Skip to content

Silent Speech Recognition

The recognition model performs direct EMG-to-text transcription using CTC loss and a KenLM-backed beam search decoder.

Core API

Main Script

The recognition_model.py script manages the training loop and Word Error Rate (WER) evaluation using character-based CTC.

Lexicon & LM Setup

Utilities for preparing the decoding environment.

get_lexicon

download_kenlm

Downloads pre-trained KenLM 4-gram language model files (lm.bin, lexicon.txt, tokens.txt). Uses torchaudio utility with a fallback to direct requests for systems with SSL issues.

Parameters:

  • output_dir (str) –

    Directory where files will be saved.

Returns:

  • None

    None. Files are saved to the specified output directory.

Source code in get_lexicon.py
def download_kenlm(output_dir: str) -> None:
    """

= Tasks to carry out =
1. Using the silent speech recognition page above, say whether each statement agrees with it: (a) download_kenlm fetches a 3-gram language model; (b) the recognition_model.py script handles Word Error Rate evaluation; (c) download_kenlm returns the path of the output directory. Answer yes or no for each and quote the words of the page that decide it.
2. Transcribe everything in the silent speech recognition page from "Silent Speech Recognition" down to "using character-based CTC.", with nothing changed.

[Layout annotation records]

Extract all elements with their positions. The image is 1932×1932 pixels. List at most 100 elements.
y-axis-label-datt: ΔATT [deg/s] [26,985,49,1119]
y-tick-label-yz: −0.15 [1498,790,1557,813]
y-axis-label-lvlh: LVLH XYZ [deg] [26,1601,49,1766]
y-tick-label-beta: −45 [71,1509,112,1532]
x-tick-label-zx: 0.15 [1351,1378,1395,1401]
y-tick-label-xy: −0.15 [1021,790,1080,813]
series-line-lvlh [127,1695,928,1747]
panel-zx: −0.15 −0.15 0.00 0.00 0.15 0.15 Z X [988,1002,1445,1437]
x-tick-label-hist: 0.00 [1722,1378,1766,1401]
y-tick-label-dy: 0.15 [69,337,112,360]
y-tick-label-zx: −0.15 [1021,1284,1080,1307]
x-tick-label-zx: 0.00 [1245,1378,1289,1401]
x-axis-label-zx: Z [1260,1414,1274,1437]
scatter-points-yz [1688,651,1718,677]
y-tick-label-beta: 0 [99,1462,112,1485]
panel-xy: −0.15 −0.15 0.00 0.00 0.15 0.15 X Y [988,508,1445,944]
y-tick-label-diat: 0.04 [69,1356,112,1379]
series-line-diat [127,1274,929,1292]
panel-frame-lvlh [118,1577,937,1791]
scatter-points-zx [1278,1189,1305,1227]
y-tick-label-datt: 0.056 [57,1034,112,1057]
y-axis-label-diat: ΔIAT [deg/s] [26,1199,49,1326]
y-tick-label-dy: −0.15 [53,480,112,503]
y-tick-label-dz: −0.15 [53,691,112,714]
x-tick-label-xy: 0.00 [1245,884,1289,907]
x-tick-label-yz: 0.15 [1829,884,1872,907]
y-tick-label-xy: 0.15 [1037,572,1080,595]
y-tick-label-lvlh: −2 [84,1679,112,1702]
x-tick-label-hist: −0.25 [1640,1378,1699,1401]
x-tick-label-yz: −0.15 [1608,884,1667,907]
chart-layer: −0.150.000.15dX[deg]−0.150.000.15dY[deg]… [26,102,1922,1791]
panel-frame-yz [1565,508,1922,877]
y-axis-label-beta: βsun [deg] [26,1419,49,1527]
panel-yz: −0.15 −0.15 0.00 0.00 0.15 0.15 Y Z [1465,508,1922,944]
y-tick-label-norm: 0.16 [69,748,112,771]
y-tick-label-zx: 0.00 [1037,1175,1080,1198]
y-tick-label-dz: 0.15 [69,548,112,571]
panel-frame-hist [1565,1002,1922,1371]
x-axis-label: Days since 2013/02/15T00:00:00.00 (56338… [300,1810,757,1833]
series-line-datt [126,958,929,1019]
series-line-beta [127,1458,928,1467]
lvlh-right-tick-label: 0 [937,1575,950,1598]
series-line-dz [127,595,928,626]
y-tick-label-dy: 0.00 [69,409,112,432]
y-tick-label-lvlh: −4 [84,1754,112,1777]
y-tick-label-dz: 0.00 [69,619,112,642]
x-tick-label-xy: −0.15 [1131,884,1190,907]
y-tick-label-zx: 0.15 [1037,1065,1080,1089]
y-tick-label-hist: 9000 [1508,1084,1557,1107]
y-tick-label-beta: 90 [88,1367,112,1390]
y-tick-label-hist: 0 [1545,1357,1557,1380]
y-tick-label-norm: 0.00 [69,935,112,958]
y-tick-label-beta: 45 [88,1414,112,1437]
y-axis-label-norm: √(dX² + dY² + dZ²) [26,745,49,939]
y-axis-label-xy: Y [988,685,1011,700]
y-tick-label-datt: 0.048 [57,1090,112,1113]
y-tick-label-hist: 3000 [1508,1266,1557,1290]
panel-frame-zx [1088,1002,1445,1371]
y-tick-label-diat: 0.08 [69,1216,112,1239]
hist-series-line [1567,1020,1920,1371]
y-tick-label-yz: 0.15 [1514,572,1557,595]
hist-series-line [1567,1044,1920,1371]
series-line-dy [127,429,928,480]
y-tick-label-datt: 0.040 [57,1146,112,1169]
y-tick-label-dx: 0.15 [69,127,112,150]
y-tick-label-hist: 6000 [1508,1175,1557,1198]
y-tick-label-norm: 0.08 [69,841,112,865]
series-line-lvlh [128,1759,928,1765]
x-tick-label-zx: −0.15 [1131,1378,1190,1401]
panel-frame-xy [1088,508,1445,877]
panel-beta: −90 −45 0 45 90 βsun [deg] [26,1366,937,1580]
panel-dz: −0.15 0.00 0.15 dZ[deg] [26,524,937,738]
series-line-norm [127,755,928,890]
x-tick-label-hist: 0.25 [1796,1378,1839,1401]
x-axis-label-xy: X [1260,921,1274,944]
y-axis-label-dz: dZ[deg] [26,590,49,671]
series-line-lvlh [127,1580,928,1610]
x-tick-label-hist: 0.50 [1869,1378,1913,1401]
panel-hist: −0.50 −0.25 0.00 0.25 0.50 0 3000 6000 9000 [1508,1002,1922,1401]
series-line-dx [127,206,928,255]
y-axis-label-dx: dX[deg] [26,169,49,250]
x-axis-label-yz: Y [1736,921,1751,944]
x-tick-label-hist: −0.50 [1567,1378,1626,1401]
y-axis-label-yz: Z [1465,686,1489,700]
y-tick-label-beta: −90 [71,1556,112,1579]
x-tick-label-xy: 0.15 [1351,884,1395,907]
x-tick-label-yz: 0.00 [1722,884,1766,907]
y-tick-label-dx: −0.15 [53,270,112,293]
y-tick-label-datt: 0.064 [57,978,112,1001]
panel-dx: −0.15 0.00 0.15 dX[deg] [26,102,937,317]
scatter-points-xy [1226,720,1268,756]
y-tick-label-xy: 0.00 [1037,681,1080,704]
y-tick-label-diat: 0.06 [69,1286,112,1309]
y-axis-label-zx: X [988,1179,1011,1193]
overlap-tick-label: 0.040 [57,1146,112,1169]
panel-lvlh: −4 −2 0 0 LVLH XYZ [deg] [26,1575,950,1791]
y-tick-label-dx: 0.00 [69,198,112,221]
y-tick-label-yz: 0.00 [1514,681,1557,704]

= Task-by-task outputs =
1.
(a) No: "Downloads pre-trained KenLM 4-gram language model files"
(b) Yes: "manages the training loop and Word Error Rate (WER) evaluation"
(c) No: "None. Files are saved to the specified output directory."

2.
Silent Speech Recognition

The recognition model performs direct EMG-to-text transcription using CTC loss and a KenLM-backed beam search decoder.

Core API

Main Script

The recognition_model.py script manages the training loop and Word Error Rate (WER) evaluation using character-based CTC.